TASK STATEMENT.
Extract every line that contains the word "with".

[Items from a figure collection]
"""

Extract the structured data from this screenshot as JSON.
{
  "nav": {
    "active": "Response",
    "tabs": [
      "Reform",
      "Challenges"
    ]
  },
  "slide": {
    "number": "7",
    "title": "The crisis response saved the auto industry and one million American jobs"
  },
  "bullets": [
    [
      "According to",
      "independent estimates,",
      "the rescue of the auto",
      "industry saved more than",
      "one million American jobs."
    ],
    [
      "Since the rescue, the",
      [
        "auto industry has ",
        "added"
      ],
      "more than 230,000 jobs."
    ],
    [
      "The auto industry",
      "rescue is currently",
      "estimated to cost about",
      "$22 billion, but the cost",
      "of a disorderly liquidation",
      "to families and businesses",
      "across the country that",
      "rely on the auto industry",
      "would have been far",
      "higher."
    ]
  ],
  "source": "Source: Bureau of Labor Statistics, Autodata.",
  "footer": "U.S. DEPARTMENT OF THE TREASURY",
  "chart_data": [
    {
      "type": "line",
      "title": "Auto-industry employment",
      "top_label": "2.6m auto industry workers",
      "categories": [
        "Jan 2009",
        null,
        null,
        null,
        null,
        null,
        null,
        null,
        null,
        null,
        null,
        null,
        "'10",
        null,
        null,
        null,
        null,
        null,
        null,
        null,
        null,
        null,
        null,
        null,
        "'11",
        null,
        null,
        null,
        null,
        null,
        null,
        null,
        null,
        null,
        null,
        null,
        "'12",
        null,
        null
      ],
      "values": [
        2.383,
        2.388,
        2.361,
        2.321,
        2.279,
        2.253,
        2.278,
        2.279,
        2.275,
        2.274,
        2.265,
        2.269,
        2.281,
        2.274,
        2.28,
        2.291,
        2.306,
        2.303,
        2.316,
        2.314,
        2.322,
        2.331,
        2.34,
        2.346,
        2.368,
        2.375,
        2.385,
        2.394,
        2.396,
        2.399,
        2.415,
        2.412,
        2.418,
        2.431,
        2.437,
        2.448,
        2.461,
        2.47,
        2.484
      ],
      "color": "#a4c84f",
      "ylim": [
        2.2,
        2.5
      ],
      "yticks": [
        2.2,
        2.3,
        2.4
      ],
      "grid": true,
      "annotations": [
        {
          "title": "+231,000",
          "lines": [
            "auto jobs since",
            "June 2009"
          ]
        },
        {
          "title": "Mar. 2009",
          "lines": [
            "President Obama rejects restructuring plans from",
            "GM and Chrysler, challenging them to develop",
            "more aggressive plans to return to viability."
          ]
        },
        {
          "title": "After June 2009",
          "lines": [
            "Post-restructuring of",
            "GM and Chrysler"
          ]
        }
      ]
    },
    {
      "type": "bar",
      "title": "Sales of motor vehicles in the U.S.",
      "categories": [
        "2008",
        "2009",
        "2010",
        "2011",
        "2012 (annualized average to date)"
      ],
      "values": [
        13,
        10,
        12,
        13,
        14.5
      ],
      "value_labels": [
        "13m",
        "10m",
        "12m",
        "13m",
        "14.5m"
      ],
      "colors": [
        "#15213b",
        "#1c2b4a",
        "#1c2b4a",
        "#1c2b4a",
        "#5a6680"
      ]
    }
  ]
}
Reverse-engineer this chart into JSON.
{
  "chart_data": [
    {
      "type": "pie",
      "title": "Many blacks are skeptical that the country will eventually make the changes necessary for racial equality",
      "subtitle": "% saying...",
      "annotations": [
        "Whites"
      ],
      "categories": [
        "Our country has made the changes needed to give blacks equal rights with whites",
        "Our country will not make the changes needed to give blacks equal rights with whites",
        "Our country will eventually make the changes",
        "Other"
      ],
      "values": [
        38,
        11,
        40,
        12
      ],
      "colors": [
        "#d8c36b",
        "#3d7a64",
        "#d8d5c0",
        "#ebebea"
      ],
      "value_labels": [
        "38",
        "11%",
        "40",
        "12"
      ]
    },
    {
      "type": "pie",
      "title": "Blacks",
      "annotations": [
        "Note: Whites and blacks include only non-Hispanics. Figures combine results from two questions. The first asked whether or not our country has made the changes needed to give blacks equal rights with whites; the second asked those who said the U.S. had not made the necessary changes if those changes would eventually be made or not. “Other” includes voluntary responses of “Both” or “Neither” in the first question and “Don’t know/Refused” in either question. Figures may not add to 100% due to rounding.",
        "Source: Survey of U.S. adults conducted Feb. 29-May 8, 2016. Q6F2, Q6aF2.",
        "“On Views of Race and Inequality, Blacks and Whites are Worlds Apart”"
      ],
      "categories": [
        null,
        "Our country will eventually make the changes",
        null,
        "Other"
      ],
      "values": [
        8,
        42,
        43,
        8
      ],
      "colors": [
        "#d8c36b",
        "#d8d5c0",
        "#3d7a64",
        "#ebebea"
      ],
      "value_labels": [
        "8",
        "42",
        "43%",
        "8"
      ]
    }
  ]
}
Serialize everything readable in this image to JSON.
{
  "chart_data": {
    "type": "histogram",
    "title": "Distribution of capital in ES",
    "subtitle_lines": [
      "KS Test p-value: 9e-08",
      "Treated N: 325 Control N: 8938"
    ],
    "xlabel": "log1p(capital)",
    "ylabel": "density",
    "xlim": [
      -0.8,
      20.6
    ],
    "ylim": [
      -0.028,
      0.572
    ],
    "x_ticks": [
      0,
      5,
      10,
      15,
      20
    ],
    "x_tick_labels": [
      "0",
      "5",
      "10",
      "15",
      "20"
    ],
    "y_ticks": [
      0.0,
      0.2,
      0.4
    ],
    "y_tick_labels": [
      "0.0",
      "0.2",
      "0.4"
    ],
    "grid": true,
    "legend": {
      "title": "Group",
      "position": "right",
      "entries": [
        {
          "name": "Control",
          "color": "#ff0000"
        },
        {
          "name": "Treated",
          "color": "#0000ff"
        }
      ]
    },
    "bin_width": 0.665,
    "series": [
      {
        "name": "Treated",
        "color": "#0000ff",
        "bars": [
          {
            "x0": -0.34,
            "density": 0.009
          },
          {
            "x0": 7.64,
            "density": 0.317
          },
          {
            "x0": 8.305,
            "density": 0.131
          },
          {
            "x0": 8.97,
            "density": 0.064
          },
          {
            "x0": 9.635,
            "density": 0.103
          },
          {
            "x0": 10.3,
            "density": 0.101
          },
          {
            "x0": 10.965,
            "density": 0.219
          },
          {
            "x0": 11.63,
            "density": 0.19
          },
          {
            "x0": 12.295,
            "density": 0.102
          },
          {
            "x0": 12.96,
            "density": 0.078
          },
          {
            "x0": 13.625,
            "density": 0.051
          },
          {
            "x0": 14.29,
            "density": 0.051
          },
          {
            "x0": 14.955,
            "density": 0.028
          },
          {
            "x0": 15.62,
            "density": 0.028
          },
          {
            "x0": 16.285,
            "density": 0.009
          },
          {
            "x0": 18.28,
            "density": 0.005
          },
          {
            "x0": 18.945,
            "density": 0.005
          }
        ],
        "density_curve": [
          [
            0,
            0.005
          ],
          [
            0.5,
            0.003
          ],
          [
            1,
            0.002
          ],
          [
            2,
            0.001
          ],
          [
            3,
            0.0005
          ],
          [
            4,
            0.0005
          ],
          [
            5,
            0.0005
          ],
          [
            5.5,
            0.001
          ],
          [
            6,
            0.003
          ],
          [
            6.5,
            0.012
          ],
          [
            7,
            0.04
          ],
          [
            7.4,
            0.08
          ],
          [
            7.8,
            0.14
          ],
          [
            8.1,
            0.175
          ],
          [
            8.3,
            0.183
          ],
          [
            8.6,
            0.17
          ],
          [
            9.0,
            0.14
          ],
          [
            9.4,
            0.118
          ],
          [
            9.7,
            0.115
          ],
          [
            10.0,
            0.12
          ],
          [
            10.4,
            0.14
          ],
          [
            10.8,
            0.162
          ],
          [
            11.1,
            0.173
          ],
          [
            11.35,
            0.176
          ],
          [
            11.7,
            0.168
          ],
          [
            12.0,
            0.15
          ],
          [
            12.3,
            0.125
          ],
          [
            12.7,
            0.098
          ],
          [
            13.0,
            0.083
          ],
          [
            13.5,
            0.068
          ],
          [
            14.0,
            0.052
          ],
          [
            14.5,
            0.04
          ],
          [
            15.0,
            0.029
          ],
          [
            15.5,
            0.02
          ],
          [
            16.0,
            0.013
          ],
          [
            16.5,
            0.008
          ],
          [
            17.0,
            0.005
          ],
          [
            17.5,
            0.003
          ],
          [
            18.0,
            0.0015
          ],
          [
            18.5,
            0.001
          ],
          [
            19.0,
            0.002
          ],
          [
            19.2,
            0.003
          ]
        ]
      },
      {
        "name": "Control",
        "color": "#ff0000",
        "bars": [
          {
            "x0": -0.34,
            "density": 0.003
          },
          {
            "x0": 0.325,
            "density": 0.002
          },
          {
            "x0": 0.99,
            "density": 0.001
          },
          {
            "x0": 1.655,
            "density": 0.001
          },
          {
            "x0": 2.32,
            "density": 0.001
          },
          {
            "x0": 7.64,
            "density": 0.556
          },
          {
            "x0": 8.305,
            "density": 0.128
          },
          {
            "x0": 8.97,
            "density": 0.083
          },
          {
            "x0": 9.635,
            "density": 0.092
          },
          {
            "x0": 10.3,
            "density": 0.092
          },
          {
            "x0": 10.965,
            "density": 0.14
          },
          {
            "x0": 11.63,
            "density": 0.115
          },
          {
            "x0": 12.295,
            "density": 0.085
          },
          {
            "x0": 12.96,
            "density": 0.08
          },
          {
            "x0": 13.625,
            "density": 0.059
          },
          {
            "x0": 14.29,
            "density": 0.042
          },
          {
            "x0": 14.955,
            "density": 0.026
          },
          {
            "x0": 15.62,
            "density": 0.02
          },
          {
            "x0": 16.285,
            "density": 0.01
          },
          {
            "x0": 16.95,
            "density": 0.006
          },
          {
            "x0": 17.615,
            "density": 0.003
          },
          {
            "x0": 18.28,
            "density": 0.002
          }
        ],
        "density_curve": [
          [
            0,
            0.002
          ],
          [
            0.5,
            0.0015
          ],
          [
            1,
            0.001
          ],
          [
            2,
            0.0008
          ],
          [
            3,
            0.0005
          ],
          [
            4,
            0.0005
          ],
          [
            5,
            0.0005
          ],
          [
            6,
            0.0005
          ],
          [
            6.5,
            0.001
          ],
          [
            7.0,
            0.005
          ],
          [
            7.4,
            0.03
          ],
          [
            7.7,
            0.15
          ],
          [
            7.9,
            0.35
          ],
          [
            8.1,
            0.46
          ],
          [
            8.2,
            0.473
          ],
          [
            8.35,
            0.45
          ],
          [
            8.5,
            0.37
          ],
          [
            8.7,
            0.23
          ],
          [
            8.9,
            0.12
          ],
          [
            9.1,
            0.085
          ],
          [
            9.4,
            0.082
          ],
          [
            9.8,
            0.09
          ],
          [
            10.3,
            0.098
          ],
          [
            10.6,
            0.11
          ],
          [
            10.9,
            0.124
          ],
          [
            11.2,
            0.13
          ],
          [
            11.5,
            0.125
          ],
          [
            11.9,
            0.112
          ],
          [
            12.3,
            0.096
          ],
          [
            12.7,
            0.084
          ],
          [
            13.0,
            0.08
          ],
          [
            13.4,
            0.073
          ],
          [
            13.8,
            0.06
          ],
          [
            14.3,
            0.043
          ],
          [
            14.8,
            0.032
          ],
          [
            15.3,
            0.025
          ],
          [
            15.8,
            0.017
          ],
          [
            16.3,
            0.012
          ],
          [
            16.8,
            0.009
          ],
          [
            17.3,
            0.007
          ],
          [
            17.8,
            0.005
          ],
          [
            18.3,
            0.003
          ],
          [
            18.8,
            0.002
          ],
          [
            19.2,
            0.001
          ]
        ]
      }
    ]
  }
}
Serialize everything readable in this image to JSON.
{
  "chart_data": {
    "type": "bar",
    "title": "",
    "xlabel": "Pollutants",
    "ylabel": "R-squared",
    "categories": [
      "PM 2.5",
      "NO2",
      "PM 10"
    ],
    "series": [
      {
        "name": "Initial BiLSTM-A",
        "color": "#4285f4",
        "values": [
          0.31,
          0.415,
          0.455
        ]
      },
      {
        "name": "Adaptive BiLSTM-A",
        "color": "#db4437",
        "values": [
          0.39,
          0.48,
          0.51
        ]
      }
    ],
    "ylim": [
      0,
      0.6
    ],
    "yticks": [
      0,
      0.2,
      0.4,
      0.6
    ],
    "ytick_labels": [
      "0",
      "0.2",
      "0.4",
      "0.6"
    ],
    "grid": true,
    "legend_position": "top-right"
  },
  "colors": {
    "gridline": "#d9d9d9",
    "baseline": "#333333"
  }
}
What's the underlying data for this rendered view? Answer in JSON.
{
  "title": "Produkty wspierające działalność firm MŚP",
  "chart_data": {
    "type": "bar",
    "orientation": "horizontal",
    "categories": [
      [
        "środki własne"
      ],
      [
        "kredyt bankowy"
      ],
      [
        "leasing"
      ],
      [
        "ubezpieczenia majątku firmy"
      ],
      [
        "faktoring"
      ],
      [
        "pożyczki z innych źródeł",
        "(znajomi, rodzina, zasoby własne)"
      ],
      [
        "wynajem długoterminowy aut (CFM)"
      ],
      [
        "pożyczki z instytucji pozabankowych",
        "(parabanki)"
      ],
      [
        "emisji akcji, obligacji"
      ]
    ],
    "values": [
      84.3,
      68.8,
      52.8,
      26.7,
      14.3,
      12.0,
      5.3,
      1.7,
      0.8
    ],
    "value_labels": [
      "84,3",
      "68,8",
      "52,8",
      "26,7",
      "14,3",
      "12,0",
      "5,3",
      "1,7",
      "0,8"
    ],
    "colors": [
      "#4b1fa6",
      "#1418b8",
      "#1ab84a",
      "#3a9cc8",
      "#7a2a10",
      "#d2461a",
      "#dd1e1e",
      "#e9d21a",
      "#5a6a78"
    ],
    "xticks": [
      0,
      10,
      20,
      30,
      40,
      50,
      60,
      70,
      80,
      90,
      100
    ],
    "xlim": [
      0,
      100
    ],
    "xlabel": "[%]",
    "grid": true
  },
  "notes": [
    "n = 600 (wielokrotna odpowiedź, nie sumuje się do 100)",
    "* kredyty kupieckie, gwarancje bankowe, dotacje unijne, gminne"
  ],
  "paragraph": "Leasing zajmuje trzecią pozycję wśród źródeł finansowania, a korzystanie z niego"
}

"""

OUTPUT BELOW.
        "Our country has made the changes needed to give blacks equal rights with whites",
        "Our country will not make the changes needed to give blacks equal rights with whites",
        "Note: Whites and blacks include only non-Hispanics. Figures combine results from two questions. The first asked whether or not our country has made the changes needed to give blacks equal rights with whites; the second asked those who said the U.S. had not made the necessary changes if those changes would eventually be made or not. “Other” includes voluntary responses of “Both” or “Neither” in the first question and “Don’t know/Refused” in either question. Figures may not add to 100% due to rounding.",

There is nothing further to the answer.